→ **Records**

<<<<

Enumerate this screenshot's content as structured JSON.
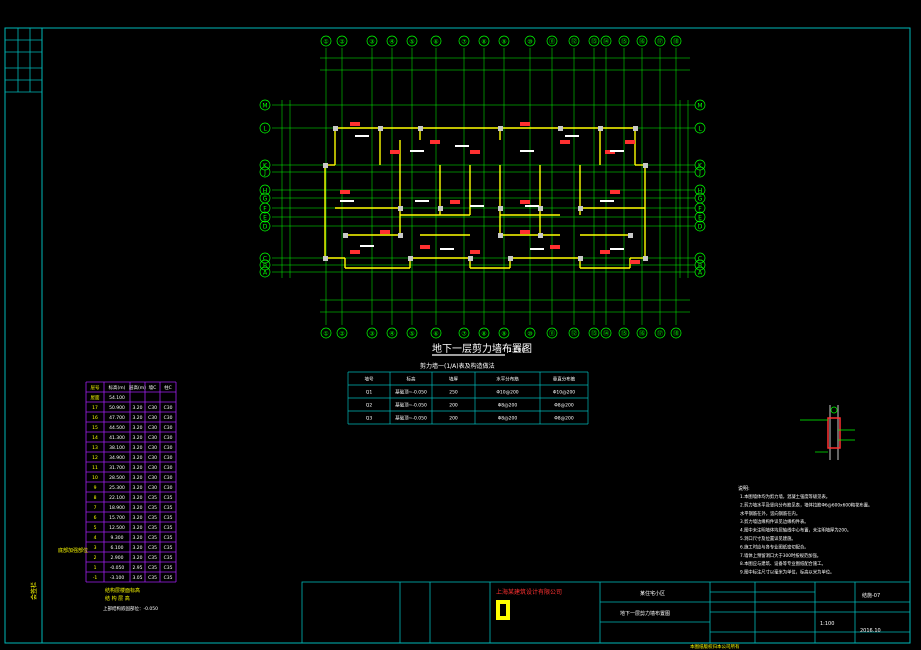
{
  "colors": {
    "background": "#000000",
    "frame": "#00b8b8",
    "axis": "#00ff00",
    "wall": "#ffff00",
    "column": "#c8c8c8",
    "annotation": "#ff3030",
    "table_grid": "#a020f0",
    "text": "#ffffff"
  },
  "plan": {
    "title": "地下一层剪力墙布置图",
    "scale": "1:100",
    "axis_labels_top": [
      "①",
      "②",
      "③",
      "④",
      "⑤",
      "⑥",
      "⑦",
      "⑧",
      "⑨",
      "⑩",
      "⑪",
      "⑫",
      "⑬",
      "⑭",
      "⑮",
      "⑯",
      "⑰",
      "⑱"
    ],
    "axis_labels_left": [
      "M",
      "L",
      "K",
      "J",
      "H",
      "G",
      "F",
      "E",
      "D",
      "C",
      "B",
      "A"
    ]
  },
  "wall_table": {
    "caption": "剪力墙一(1/A)表及构造做法",
    "headers": [
      "墙号",
      "标高",
      "墙厚",
      "水平分布筋",
      "垂直分布筋"
    ],
    "rows": [
      [
        "Q1",
        "基础顶~-0.050",
        "250",
        "Φ10@200",
        "Φ10@200"
      ],
      [
        "Q2",
        "基础顶~-0.050",
        "200",
        "Φ8@200",
        "Φ8@200"
      ],
      [
        "Q3",
        "基础顶~-0.050",
        "200",
        "Φ8@200",
        "Φ8@200"
      ]
    ]
  },
  "floor_table": {
    "headers": [
      "层号",
      "标高(m)",
      "层高(m)",
      "墙C",
      "柱C"
    ],
    "rows": [
      [
        "屋面",
        "54.100",
        "",
        "",
        ""
      ],
      [
        "17",
        "50.900",
        "3.20",
        "C30",
        "C30"
      ],
      [
        "16",
        "47.700",
        "3.20",
        "C30",
        "C30"
      ],
      [
        "15",
        "44.500",
        "3.20",
        "C30",
        "C30"
      ],
      [
        "14",
        "41.300",
        "3.20",
        "C30",
        "C30"
      ],
      [
        "13",
        "38.100",
        "3.20",
        "C30",
        "C30"
      ],
      [
        "12",
        "34.900",
        "3.20",
        "C30",
        "C30"
      ],
      [
        "11",
        "31.700",
        "3.20",
        "C30",
        "C30"
      ],
      [
        "10",
        "28.500",
        "3.20",
        "C30",
        "C30"
      ],
      [
        "9",
        "25.300",
        "3.20",
        "C30",
        "C30"
      ],
      [
        "8",
        "22.100",
        "3.20",
        "C35",
        "C35"
      ],
      [
        "7",
        "18.900",
        "3.20",
        "C35",
        "C35"
      ],
      [
        "6",
        "15.700",
        "3.20",
        "C35",
        "C35"
      ],
      [
        "5",
        "12.500",
        "3.20",
        "C35",
        "C35"
      ],
      [
        "4",
        "9.300",
        "3.20",
        "C35",
        "C35"
      ],
      [
        "3",
        "6.100",
        "3.20",
        "C35",
        "C35"
      ],
      [
        "2",
        "2.900",
        "3.20",
        "C35",
        "C35"
      ],
      [
        "1",
        "-0.050",
        "2.95",
        "C35",
        "C35"
      ],
      [
        "-1",
        "-3.100",
        "3.05",
        "C35",
        "C35"
      ]
    ],
    "side_label": "底部加强部位",
    "footer_title": "结构层楼面标高",
    "footer_sub": "结 构 层 高",
    "footer_note": "上部结构嵌固部位：-0.050"
  },
  "notes": {
    "heading": "说明:",
    "items": [
      "1.本图墙体均为剪力墙，混凝土强度等级见表。",
      "2.剪力墙水平及竖向分布筋见表，墙体拉筋Φ6@600x600梅花布置。",
      "   水平钢筋在外，竖向钢筋在内。",
      "3.剪力墙边缘构件详见边缘构件表。",
      "4.图中未注明墙体均居轴线中心布置，未注明墙厚为200。",
      "5.洞口尺寸及位置详见建施。",
      "6.施工时应与各专业图纸密切配合。",
      "7.墙体上预留洞口大于300时按规范加强。",
      "8.本图应与建筑、设备等专业图纸配合施工。",
      "9.图中标注尺寸以毫米为单位，标高以米为单位。"
    ]
  },
  "title_block": {
    "company": "上海某建筑设计有限公司",
    "project": "某住宅小区",
    "drawing_name": "地下一层剪力墙布置图",
    "drawing_no": "结施-07",
    "scale": "1:100",
    "date": "2016.10",
    "left_strip_label": "会签栏"
  },
  "bottom_caption": "本图纸版权归本公司所有"
}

>>>>

Give every record back exactly as it reads, with no images.

Enumerate this screenshot's content as structured JSON.
{
  "colors": {
    "background": "#000000",
    "frame": "#00b8b8",
    "axis": "#00ff00",
    "wall": "#ffff00",
    "column": "#c8c8c8",
    "annotation": "#ff3030",
    "table_grid": "#a020f0",
    "text": "#ffffff"
  },
  "plan": {
    "title": "地下一层剪力墙布置图",
    "scale": "1:100",
    "axis_labels_top": [
      "①",
      "②",
      "③",
      "④",
      "⑤",
      "⑥",
      "⑦",
      "⑧",
      "⑨",
      "⑩",
      "⑪",
      "⑫",
      "⑬",
      "⑭",
      "⑮",
      "⑯",
      "⑰",
      "⑱"
    ],
    "axis_labels_left": [
      "M",
      "L",
      "K",
      "J",
      "H",
      "G",
      "F",
      "E",
      "D",
      "C",
      "B",
      "A"
    ]
  },
  "wall_table": {
    "caption": "剪力墙一(1/A)表及构造做法",
    "headers": [
      "墙号",
      "标高",
      "墙厚",
      "水平分布筋",
      "垂直分布筋"
    ],
    "rows": [
      [
        "Q1",
        "基础顶~-0.050",
        "250",
        "Φ10@200",
        "Φ10@200"
      ],
      [
        "Q2",
        "基础顶~-0.050",
        "200",
        "Φ8@200",
        "Φ8@200"
      ],
      [
        "Q3",
        "基础顶~-0.050",
        "200",
        "Φ8@200",
        "Φ8@200"
      ]
    ]
  },
  "floor_table": {
    "headers": [
      "层号",
      "标高(m)",
      "层高(m)",
      "墙C",
      "柱C"
    ],
    "rows": [
      [
        "屋面",
        "54.100",
        "",
        "",
        ""
      ],
      [
        "17",
        "50.900",
        "3.20",
        "C30",
        "C30"
      ],
      [
        "16",
        "47.700",
        "3.20",
        "C30",
        "C30"
      ],
      [
        "15",
        "44.500",
        "3.20",
        "C30",
        "C30"
      ],
      [
        "14",
        "41.300",
        "3.20",
        "C30",
        "C30"
      ],
      [
        "13",
        "38.100",
        "3.20",
        "C30",
        "C30"
      ],
      [
        "12",
        "34.900",
        "3.20",
        "C30",
        "C30"
      ],
      [
        "11",
        "31.700",
        "3.20",
        "C30",
        "C30"
      ],
      [
        "10",
        "28.500",
        "3.20",
        "C30",
        "C30"
      ],
      [
        "9",
        "25.300",
        "3.20",
        "C30",
        "C30"
      ],
      [
        "8",
        "22.100",
        "3.20",
        "C35",
        "C35"
      ],
      [
        "7",
        "18.900",
        "3.20",
        "C35",
        "C35"
      ],
      [
        "6",
        "15.700",
        "3.20",
        "C35",
        "C35"
      ],
      [
        "5",
        "12.500",
        "3.20",
        "C35",
        "C35"
      ],
      [
        "4",
        "9.300",
        "3.20",
        "C35",
        "C35"
      ],
      [
        "3",
        "6.100",
        "3.20",
        "C35",
        "C35"
      ],
      [
        "2",
        "2.900",
        "3.20",
        "C35",
        "C35"
      ],
      [
        "1",
        "-0.050",
        "2.95",
        "C35",
        "C35"
      ],
      [
        "-1",
        "-3.100",
        "3.05",
        "C35",
        "C35"
      ]
    ],
    "side_label": "底部加强部位",
    "footer_title": "结构层楼面标高",
    "footer_sub": "结 构 层 高",
    "footer_note": "上部结构嵌固部位：-0.050"
  },
  "notes": {
    "heading": "说明:",
    "items": [
      "1.本图墙体均为剪力墙，混凝土强度等级见表。",
      "2.剪力墙水平及竖向分布筋见表，墙体拉筋Φ6@600x600梅花布置。",
      "   水平钢筋在外，竖向钢筋在内。",
      "3.剪力墙边缘构件详见边缘构件表。",
      "4.图中未注明墙体均居轴线中心布置，未注明墙厚为200。",
      "5.洞口尺寸及位置详见建施。",
      "6.施工时应与各专业图纸密切配合。",
      "7.墙体上预留洞口大于300时按规范加强。",
      "8.本图应与建筑、设备等专业图纸配合施工。",
      "9.图中标注尺寸以毫米为单位，标高以米为单位。"
    ]
  },
  "title_block": {
    "company": "上海某建筑设计有限公司",
    "project": "某住宅小区",
    "drawing_name": "地下一层剪力墙布置图",
    "drawing_no": "结施-07",
    "scale": "1:100",
    "date": "2016.10",
    "left_strip_label": "会签栏"
  },
  "bottom_caption": "本图纸版权归本公司所有"
}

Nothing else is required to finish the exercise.